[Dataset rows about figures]
..............................
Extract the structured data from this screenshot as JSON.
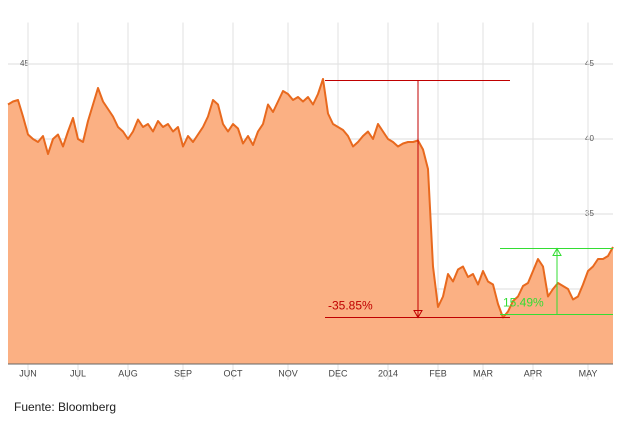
{
  "chart_data": {
    "type": "area",
    "categories": [
      null,
      null,
      null,
      null,
      "JUN",
      null,
      null,
      null,
      null,
      null,
      null,
      null,
      null,
      null,
      "JUL",
      null,
      null,
      null,
      null,
      null,
      null,
      null,
      null,
      null,
      "AUG",
      null,
      null,
      null,
      null,
      null,
      null,
      null,
      null,
      null,
      null,
      "SEP",
      null,
      null,
      null,
      null,
      null,
      null,
      null,
      null,
      null,
      "OCT",
      null,
      null,
      null,
      null,
      null,
      null,
      null,
      null,
      null,
      null,
      "NOV",
      null,
      null,
      null,
      null,
      null,
      null,
      null,
      null,
      null,
      "DEC",
      null,
      null,
      null,
      null,
      null,
      null,
      null,
      null,
      null,
      "2014",
      null,
      null,
      null,
      null,
      null,
      null,
      null,
      null,
      null,
      "FEB",
      null,
      null,
      null,
      null,
      null,
      null,
      null,
      null,
      "MAR",
      null,
      null,
      null,
      null,
      null,
      null,
      null,
      null,
      null,
      "APR",
      null,
      null,
      null,
      null,
      null,
      null,
      null,
      null,
      null,
      null,
      "MAY",
      null,
      null,
      null,
      null,
      null
    ],
    "values": [
      42.3,
      42.5,
      42.6,
      41.5,
      40.3,
      40.0,
      39.8,
      40.2,
      39.0,
      40.0,
      40.3,
      39.5,
      40.5,
      41.4,
      40.0,
      39.8,
      41.2,
      42.3,
      43.4,
      42.5,
      42.0,
      41.5,
      40.8,
      40.5,
      40.0,
      40.5,
      41.3,
      40.8,
      41.0,
      40.5,
      41.2,
      40.8,
      41.0,
      40.5,
      40.8,
      39.5,
      40.2,
      39.8,
      40.3,
      40.8,
      41.5,
      42.6,
      42.3,
      41.0,
      40.5,
      41.0,
      40.7,
      39.7,
      40.2,
      39.6,
      40.5,
      41.0,
      42.3,
      41.8,
      42.5,
      43.2,
      43.0,
      42.6,
      42.8,
      42.5,
      42.8,
      42.3,
      43.0,
      44.0,
      41.7,
      41.0,
      40.8,
      40.6,
      40.2,
      39.5,
      39.8,
      40.2,
      40.5,
      40.0,
      41.0,
      40.5,
      40.0,
      39.8,
      39.5,
      39.7,
      39.8,
      39.8,
      39.9,
      39.3,
      38.0,
      31.5,
      28.8,
      29.5,
      31.0,
      30.5,
      31.3,
      31.5,
      30.8,
      31.0,
      30.3,
      31.2,
      30.5,
      30.3,
      29.0,
      28.1,
      28.5,
      29.2,
      29.5,
      30.2,
      30.4,
      31.2,
      32.0,
      31.5,
      29.5,
      30.0,
      30.4,
      30.2,
      30.0,
      29.3,
      29.5,
      30.3,
      31.2,
      31.5,
      32.0,
      32.0,
      32.2,
      32.8
    ],
    "color": "#e8691e",
    "fill": "#fbb083",
    "ylim": [
      25,
      47.5
    ],
    "yticks": [
      30,
      35,
      40,
      45
    ],
    "grid": true,
    "annotations": [
      {
        "label": "-35.85%",
        "from": 43.9,
        "to": 28.1,
        "start": 63.4,
        "end": 100.4,
        "at": 82,
        "color": "#c00000"
      },
      {
        "label": "15.49%",
        "from": 28.3,
        "to": 32.7,
        "start": 98.4,
        "end": 121,
        "at": 109.8,
        "color": "#33dd33"
      }
    ],
    "source": "Fuente: Bloomberg"
  }
}
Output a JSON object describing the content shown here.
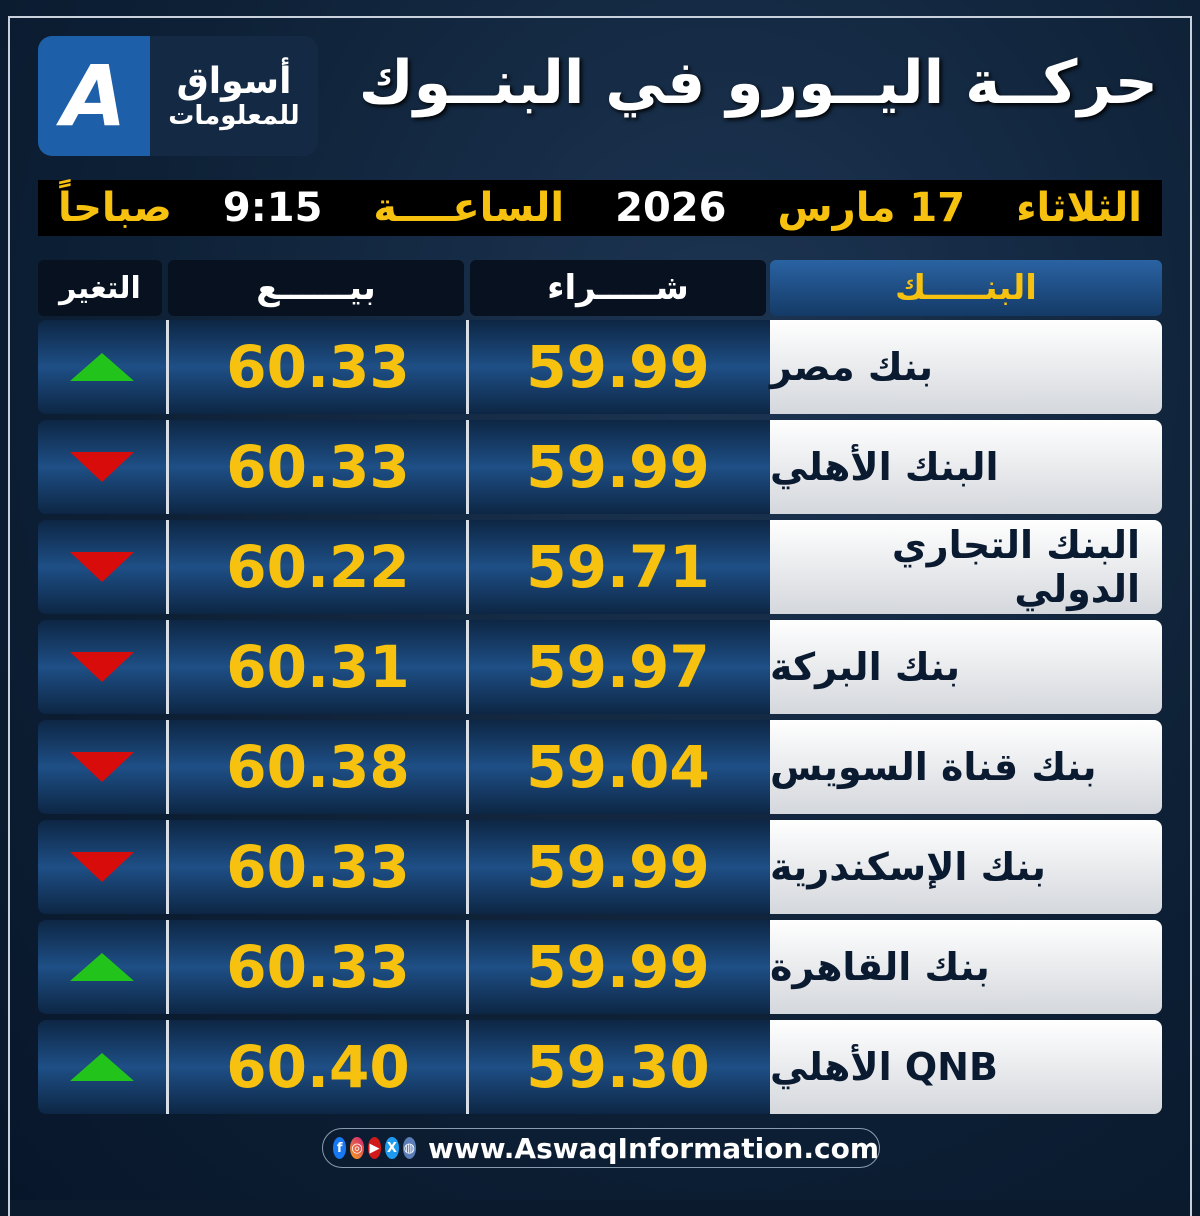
{
  "logo": {
    "mark": "A",
    "line1": "أسواق",
    "line2": "للمعلومات"
  },
  "title": "حركــة اليــورو في البنــوك",
  "date": {
    "day": "الثلاثاء",
    "date": "17 مارس",
    "year": "2026",
    "time_label": "الساعــــة",
    "time": "9:15",
    "period": "صباحاً"
  },
  "headers": {
    "bank": "البنـــــك",
    "buy": "شـــــراء",
    "sell": "بيــــــع",
    "change": "التغير"
  },
  "colors": {
    "accent": "#f6c20f",
    "up": "#22c41c",
    "down": "#d90c0c"
  },
  "rows": [
    {
      "bank": "بنك مصر",
      "buy": "59.99",
      "sell": "60.33",
      "change": "up"
    },
    {
      "bank": "البنك الأهلي",
      "buy": "59.99",
      "sell": "60.33",
      "change": "down"
    },
    {
      "bank": "البنك التجاري الدولي",
      "buy": "59.71",
      "sell": "60.22",
      "change": "down"
    },
    {
      "bank": "بنك البركة",
      "buy": "59.97",
      "sell": "60.31",
      "change": "down"
    },
    {
      "bank": "بنك قناة السويس",
      "buy": "59.04",
      "sell": "60.38",
      "change": "down"
    },
    {
      "bank": "بنك الإسكندرية",
      "buy": "59.99",
      "sell": "60.33",
      "change": "down"
    },
    {
      "bank": "بنك القاهرة",
      "buy": "59.99",
      "sell": "60.33",
      "change": "up"
    },
    {
      "bank": "QNB الأهلي",
      "buy": "59.30",
      "sell": "60.40",
      "change": "up"
    }
  ],
  "footer": {
    "url": "www.AswaqInformation.com",
    "icons": [
      "facebook-icon",
      "instagram-icon",
      "youtube-icon",
      "x-icon",
      "globe-icon"
    ]
  }
}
..............................
Repeat the full listing above exactly, with no pictures in the copy.

Answer:
Extract the structured data from this screenshot as JSON.
{
  "chart_data": {
    "type": "area",
    "categories": [
      null,
      null,
      null,
      null,
      "JUN",
      null,
      null,
      null,
      null,
      null,
      null,
      null,
      null,
      null,
      "JUL",
      null,
      null,
      null,
      null,
      null,
      null,
      null,
      null,
      null,
      "AUG",
      null,
      null,
      null,
      null,
      null,
      null,
      null,
      null,
      null,
      null,
      "SEP",
      null,
      null,
      null,
      null,
      null,
      null,
      null,
      null,
      null,
      "OCT",
      null,
      null,
      null,
      null,
      null,
      null,
      null,
      null,
      null,
      null,
      "NOV",
      null,
      null,
      null,
      null,
      null,
      null,
      null,
      null,
      null,
      "DEC",
      null,
      null,
      null,
      null,
      null,
      null,
      null,
      null,
      null,
      "2014",
      null,
      null,
      null,
      null,
      null,
      null,
      null,
      null,
      null,
      "FEB",
      null,
      null,
      null,
      null,
      null,
      null,
      null,
      null,
      "MAR",
      null,
      null,
      null,
      null,
      null,
      null,
      null,
      null,
      null,
      "APR",
      null,
      null,
      null,
      null,
      null,
      null,
      null,
      null,
      null,
      null,
      "MAY",
      null,
      null,
      null,
      null,
      null
    ],
    "values": [
      42.3,
      42.5,
      42.6,
      41.5,
      40.3,
      40.0,
      39.8,
      40.2,
      39.0,
      40.0,
      40.3,
      39.5,
      40.5,
      41.4,
      40.0,
      39.8,
      41.2,
      42.3,
      43.4,
      42.5,
      42.0,
      41.5,
      40.8,
      40.5,
      40.0,
      40.5,
      41.3,
      40.8,
      41.0,
      40.5,
      41.2,
      40.8,
      41.0,
      40.5,
      40.8,
      39.5,
      40.2,
      39.8,
      40.3,
      40.8,
      41.5,
      42.6,
      42.3,
      41.0,
      40.5,
      41.0,
      40.7,
      39.7,
      40.2,
      39.6,
      40.5,
      41.0,
      42.3,
      41.8,
      42.5,
      43.2,
      43.0,
      42.6,
      42.8,
      42.5,
      42.8,
      42.3,
      43.0,
      44.0,
      41.7,
      41.0,
      40.8,
      40.6,
      40.2,
      39.5,
      39.8,
      40.2,
      40.5,
      40.0,
      41.0,
      40.5,
      40.0,
      39.8,
      39.5,
      39.7,
      39.8,
      39.8,
      39.9,
      39.3,
      38.0,
      31.5,
      28.8,
      29.5,
      31.0,
      30.5,
      31.3,
      31.5,
      30.8,
      31.0,
      30.3,
      31.2,
      30.5,
      30.3,
      29.0,
      28.1,
      28.5,
      29.2,
      29.5,
      30.2,
      30.4,
      31.2,
      32.0,
      31.5,
      29.5,
      30.0,
      30.4,
      30.2,
      30.0,
      29.3,
      29.5,
      30.3,
      31.2,
      31.5,
      32.0,
      32.0,
      32.2,
      32.8
    ],
    "color": "#e8691e",
    "fill": "#fbb083",
    "ylim": [
      25,
      47.5
    ],
    "yticks": [
      30,
      35,
      40,
      45
    ],
    "grid": true,
    "annotations": [
      {
        "label": "-35.85%",
        "from": 43.9,
        "to": 28.1,
        "start": 63.4,
        "end": 100.4,
        "at": 82,
        "color": "#c00000"
      },
      {
        "label": "15.49%",
        "from": 28.3,
        "to": 32.7,
        "start": 98.4,
        "end": 121,
        "at": 109.8,
        "color": "#33dd33"
      }
    ],
    "source": "Fuente: Bloomberg"
  }
}
Output a JSON object describing the content shown here.
{
  "logo": {
    "mark": "A",
    "line1": "أسواق",
    "line2": "للمعلومات"
  },
  "title": "حركــة اليــورو في البنــوك",
  "date": {
    "day": "الثلاثاء",
    "date": "17 مارس",
    "year": "2026",
    "time_label": "الساعــــة",
    "time": "9:15",
    "period": "صباحاً"
  },
  "headers": {
    "bank": "البنـــــك",
    "buy": "شـــــراء",
    "sell": "بيــــــع",
    "change": "التغير"
  },
  "colors": {
    "accent": "#f6c20f",
    "up": "#22c41c",
    "down": "#d90c0c"
  },
  "rows": [
    {
      "bank": "بنك مصر",
      "buy": "59.99",
      "sell": "60.33",
      "change": "up"
    },
    {
      "bank": "البنك الأهلي",
      "buy": "59.99",
      "sell": "60.33",
      "change": "down"
    },
    {
      "bank": "البنك التجاري الدولي",
      "buy": "59.71",
      "sell": "60.22",
      "change": "down"
    },
    {
      "bank": "بنك البركة",
      "buy": "59.97",
      "sell": "60.31",
      "change": "down"
    },
    {
      "bank": "بنك قناة السويس",
      "buy": "59.04",
      "sell": "60.38",
      "change": "down"
    },
    {
      "bank": "بنك الإسكندرية",
      "buy": "59.99",
      "sell": "60.33",
      "change": "down"
    },
    {
      "bank": "بنك القاهرة",
      "buy": "59.99",
      "sell": "60.33",
      "change": "up"
    },
    {
      "bank": "QNB الأهلي",
      "buy": "59.30",
      "sell": "60.40",
      "change": "up"
    }
  ],
  "footer": {
    "url": "www.AswaqInformation.com",
    "icons": [
      "facebook-icon",
      "instagram-icon",
      "youtube-icon",
      "x-icon",
      "globe-icon"
    ]
  }
}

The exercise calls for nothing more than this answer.